%%

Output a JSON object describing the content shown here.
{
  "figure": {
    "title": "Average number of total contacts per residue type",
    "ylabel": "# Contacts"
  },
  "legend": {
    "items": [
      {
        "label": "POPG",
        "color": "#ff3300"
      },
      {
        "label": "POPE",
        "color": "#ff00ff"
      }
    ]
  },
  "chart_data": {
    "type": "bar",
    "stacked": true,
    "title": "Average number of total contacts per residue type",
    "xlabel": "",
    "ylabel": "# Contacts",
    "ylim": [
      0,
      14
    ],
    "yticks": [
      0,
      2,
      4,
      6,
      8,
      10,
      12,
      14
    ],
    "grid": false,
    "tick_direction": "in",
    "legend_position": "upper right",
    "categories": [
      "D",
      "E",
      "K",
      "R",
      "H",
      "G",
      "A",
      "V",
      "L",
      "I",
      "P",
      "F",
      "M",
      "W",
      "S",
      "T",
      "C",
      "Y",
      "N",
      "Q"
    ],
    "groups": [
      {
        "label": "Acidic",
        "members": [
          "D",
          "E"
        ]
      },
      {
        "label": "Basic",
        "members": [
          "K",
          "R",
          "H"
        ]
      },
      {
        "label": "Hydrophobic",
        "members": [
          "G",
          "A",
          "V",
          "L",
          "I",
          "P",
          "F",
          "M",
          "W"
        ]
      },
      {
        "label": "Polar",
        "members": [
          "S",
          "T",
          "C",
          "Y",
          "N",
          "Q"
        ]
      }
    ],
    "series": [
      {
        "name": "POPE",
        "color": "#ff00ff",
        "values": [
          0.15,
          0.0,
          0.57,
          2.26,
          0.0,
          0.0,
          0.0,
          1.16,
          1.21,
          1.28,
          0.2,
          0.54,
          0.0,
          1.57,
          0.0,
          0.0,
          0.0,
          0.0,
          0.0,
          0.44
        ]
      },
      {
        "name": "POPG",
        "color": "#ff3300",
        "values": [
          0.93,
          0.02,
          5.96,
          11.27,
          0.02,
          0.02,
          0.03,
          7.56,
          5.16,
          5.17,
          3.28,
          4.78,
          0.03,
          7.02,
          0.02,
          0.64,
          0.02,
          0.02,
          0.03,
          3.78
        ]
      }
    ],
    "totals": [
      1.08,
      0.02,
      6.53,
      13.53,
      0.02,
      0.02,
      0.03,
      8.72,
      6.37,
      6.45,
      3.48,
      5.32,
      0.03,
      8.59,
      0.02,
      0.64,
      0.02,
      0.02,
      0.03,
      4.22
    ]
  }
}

%%

__What is needed__: Recite the full listing above exactly.

__Exercise response__:
Output a JSON object describing the content shown here.
{
  "figure": {
    "title": "Average number of total contacts per residue type",
    "ylabel": "# Contacts"
  },
  "legend": {
    "items": [
      {
        "label": "POPG",
        "color": "#ff3300"
      },
      {
        "label": "POPE",
        "color": "#ff00ff"
      }
    ]
  },
  "chart_data": {
    "type": "bar",
    "stacked": true,
    "title": "Average number of total contacts per residue type",
    "xlabel": "",
    "ylabel": "# Contacts",
    "ylim": [
      0,
      14
    ],
    "yticks": [
      0,
      2,
      4,
      6,
      8,
      10,
      12,
      14
    ],
    "grid": false,
    "tick_direction": "in",
    "legend_position": "upper right",
    "categories": [
      "D",
      "E",
      "K",
      "R",
      "H",
      "G",
      "A",
      "V",
      "L",
      "I",
      "P",
      "F",
      "M",
      "W",
      "S",
      "T",
      "C",
      "Y",
      "N",
      "Q"
    ],
    "groups": [
      {
        "label": "Acidic",
        "members": [
          "D",
          "E"
        ]
      },
      {
        "label": "Basic",
        "members": [
          "K",
          "R",
          "H"
        ]
      },
      {
        "label": "Hydrophobic",
        "members": [
          "G",
          "A",
          "V",
          "L",
          "I",
          "P",
          "F",
          "M",
          "W"
        ]
      },
      {
        "label": "Polar",
        "members": [
          "S",
          "T",
          "C",
          "Y",
          "N",
          "Q"
        ]
      }
    ],
    "series": [
      {
        "name": "POPE",
        "color": "#ff00ff",
        "values": [
          0.15,
          0.0,
          0.57,
          2.26,
          0.0,
          0.0,
          0.0,
          1.16,
          1.21,
          1.28,
          0.2,
          0.54,
          0.0,
          1.57,
          0.0,
          0.0,
          0.0,
          0.0,
          0.0,
          0.44
        ]
      },
      {
        "name": "POPG",
        "color": "#ff3300",
        "values": [
          0.93,
          0.02,
          5.96,
          11.27,
          0.02,
          0.02,
          0.03,
          7.56,
          5.16,
          5.17,
          3.28,
          4.78,
          0.03,
          7.02,
          0.02,
          0.64,
          0.02,
          0.02,
          0.03,
          3.78
        ]
      }
    ],
    "totals": [
      1.08,
      0.02,
      6.53,
      13.53,
      0.02,
      0.02,
      0.03,
      8.72,
      6.37,
      6.45,
      3.48,
      5.32,
      0.03,
      8.59,
      0.02,
      0.64,
      0.02,
      0.02,
      0.03,
      4.22
    ]
  }
}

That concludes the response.